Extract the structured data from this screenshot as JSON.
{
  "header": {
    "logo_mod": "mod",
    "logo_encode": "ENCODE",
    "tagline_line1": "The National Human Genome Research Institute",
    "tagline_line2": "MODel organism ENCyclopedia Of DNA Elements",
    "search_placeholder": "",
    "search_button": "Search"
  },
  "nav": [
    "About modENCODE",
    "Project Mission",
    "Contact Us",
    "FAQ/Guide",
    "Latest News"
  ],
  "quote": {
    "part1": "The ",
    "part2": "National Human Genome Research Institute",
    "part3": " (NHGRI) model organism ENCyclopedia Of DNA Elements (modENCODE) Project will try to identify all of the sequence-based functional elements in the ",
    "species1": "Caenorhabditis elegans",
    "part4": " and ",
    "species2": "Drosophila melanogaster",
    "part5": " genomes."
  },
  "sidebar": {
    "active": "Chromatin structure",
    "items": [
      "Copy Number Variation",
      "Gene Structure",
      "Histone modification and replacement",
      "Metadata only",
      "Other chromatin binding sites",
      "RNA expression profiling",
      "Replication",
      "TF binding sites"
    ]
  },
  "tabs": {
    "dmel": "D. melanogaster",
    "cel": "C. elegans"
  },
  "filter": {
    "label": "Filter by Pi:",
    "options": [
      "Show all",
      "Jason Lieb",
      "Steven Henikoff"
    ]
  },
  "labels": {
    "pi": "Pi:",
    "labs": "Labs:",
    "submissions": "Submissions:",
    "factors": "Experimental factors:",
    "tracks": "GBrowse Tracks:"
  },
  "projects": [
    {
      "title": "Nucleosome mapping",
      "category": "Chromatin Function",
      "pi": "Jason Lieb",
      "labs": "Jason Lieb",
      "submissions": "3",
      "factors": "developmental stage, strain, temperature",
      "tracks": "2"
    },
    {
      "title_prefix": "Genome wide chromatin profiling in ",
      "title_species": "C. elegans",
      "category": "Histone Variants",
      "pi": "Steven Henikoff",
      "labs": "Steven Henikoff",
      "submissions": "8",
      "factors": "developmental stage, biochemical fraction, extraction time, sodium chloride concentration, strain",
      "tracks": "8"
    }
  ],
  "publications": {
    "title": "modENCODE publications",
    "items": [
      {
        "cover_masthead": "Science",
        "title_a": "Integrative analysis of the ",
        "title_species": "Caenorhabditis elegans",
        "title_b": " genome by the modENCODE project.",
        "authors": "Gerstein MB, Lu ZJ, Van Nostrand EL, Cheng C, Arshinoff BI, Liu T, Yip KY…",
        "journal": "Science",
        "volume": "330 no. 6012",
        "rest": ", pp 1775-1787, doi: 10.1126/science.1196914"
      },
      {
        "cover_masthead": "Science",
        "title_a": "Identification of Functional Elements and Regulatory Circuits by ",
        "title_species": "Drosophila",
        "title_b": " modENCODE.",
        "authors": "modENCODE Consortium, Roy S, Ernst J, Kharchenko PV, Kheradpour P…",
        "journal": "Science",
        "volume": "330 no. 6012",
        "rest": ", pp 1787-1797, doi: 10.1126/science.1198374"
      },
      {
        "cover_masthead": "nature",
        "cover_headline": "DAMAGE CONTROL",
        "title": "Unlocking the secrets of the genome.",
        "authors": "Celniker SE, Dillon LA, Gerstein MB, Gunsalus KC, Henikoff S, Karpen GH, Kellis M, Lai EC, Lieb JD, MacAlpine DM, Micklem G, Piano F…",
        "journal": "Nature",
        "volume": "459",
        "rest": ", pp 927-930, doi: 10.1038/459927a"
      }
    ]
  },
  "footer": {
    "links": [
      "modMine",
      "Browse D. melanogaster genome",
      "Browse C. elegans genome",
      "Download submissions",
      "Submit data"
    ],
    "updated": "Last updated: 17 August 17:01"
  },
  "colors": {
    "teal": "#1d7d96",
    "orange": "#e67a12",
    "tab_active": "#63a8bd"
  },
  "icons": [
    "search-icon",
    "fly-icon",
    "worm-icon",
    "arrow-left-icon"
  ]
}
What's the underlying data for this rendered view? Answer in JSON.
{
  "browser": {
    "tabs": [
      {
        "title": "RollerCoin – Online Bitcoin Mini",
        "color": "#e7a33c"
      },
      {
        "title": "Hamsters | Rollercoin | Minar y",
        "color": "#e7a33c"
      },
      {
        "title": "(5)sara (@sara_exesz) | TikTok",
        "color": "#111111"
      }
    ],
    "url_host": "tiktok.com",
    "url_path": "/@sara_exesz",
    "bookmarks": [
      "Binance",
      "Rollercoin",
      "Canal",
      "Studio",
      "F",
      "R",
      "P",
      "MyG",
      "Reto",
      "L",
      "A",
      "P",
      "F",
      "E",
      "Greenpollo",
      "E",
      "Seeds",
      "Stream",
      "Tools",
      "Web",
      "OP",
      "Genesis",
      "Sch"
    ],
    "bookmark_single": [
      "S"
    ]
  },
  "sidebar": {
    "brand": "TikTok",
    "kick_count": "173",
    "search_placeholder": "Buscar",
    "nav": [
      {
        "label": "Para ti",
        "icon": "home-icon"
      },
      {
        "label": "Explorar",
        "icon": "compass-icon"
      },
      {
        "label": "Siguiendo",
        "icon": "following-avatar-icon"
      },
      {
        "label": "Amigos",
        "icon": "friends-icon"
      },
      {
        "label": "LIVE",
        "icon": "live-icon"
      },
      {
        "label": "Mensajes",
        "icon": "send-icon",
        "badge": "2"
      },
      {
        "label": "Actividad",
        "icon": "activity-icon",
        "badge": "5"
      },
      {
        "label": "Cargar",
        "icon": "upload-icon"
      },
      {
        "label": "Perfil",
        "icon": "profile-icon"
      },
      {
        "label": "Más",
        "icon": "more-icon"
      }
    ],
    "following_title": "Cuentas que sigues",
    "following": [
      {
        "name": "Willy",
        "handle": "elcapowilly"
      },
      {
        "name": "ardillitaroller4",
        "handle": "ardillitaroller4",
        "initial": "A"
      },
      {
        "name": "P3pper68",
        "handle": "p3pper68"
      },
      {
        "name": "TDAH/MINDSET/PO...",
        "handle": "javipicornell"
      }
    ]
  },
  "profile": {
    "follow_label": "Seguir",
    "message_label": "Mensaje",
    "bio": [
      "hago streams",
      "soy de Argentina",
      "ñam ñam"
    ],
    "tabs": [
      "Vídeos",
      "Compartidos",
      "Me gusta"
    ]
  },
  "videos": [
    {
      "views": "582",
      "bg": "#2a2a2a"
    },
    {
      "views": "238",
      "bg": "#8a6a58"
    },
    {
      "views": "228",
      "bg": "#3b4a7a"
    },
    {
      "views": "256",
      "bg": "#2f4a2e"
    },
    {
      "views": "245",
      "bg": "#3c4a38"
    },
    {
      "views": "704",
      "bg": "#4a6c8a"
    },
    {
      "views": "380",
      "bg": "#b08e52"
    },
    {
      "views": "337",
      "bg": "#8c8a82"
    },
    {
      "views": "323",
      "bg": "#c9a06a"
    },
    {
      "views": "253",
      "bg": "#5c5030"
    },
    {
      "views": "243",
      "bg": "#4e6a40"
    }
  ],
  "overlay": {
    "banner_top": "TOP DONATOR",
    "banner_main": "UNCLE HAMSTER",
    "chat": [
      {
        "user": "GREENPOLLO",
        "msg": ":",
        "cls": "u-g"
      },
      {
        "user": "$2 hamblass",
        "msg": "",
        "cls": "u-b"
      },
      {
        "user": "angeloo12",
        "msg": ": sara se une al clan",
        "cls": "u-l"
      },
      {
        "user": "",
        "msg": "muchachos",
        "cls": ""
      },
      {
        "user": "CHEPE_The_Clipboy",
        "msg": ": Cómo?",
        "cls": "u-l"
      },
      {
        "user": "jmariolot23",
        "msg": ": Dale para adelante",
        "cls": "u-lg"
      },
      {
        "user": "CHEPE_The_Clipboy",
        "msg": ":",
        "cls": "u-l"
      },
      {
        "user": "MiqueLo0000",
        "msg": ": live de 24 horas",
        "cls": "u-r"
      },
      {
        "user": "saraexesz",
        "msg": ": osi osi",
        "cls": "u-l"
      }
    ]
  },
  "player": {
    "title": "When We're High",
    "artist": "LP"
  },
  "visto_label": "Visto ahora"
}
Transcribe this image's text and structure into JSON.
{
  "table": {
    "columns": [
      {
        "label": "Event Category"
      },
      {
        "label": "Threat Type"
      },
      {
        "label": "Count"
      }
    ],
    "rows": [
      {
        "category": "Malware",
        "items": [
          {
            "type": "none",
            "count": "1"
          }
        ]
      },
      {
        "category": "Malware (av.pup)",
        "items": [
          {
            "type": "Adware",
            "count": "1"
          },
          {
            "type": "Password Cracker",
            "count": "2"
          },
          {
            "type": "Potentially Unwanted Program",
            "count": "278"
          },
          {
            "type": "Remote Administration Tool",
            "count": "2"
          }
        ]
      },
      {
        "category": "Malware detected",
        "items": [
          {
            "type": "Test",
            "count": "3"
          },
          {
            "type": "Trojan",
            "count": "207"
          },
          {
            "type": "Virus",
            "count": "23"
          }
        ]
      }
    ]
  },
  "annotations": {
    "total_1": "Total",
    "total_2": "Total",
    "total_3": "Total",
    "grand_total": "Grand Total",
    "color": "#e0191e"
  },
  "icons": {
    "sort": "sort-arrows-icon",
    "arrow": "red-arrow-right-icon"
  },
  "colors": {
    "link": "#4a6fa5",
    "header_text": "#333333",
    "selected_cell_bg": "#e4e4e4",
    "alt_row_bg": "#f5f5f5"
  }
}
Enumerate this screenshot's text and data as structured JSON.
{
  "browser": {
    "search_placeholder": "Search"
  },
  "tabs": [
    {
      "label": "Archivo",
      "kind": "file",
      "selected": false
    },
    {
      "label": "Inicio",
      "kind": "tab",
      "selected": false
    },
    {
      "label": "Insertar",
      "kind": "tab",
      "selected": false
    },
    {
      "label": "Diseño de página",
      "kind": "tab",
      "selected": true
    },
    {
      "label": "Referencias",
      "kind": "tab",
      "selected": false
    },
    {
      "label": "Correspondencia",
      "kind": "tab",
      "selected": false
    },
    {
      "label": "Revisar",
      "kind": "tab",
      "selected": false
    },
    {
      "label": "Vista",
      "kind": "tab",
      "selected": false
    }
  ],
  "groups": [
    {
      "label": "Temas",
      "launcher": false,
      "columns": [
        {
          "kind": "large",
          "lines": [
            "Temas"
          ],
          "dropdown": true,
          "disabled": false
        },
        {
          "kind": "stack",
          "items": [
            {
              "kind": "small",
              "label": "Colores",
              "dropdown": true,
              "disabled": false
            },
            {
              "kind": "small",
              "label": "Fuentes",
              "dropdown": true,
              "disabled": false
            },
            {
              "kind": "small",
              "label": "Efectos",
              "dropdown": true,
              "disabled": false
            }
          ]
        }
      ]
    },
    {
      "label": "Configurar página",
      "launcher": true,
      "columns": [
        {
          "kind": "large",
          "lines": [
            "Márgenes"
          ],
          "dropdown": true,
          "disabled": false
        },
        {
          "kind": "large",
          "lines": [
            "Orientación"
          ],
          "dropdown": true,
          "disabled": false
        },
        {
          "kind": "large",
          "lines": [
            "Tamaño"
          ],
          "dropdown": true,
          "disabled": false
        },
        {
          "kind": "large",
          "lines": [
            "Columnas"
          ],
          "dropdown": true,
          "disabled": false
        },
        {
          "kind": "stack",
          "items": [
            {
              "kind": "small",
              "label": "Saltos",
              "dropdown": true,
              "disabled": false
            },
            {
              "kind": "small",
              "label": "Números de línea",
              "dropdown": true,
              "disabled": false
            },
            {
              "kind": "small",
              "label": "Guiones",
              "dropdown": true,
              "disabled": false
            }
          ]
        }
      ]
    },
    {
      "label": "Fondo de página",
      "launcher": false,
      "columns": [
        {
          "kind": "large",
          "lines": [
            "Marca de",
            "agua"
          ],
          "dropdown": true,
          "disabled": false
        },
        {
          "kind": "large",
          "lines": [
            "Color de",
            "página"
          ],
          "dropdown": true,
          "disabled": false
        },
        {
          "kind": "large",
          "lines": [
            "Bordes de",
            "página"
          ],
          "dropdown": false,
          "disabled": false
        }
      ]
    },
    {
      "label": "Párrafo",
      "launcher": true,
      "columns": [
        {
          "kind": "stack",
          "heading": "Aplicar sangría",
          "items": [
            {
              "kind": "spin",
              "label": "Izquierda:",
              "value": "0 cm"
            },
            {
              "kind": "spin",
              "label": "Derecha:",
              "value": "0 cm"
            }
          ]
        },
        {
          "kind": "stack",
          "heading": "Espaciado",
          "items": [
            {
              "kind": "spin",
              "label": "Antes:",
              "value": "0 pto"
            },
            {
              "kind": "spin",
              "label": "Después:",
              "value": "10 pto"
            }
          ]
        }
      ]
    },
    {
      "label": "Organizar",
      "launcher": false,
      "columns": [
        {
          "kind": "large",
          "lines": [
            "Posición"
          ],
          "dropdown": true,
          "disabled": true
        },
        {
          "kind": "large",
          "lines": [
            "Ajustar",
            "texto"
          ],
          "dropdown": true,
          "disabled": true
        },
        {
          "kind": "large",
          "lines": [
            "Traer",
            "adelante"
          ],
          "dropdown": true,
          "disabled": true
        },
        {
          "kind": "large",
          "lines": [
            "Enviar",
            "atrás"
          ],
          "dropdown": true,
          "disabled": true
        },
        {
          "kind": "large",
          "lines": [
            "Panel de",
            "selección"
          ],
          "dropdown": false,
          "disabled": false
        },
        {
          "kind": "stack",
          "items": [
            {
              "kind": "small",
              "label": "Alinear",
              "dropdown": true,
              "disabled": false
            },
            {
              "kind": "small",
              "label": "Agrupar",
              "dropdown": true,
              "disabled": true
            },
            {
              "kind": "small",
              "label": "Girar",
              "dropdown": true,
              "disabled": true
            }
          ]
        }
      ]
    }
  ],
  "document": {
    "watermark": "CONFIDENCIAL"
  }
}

────────────────────────────────────────

■ **Problem**
Look through the material above. Copy each line where the word "name" appears.

■ **Written answer**
        "name": "Willy",
        "name": "ardillitaroller4",
        "name": "P3pper68",
        "name": "TDAH/MINDSET/PO...",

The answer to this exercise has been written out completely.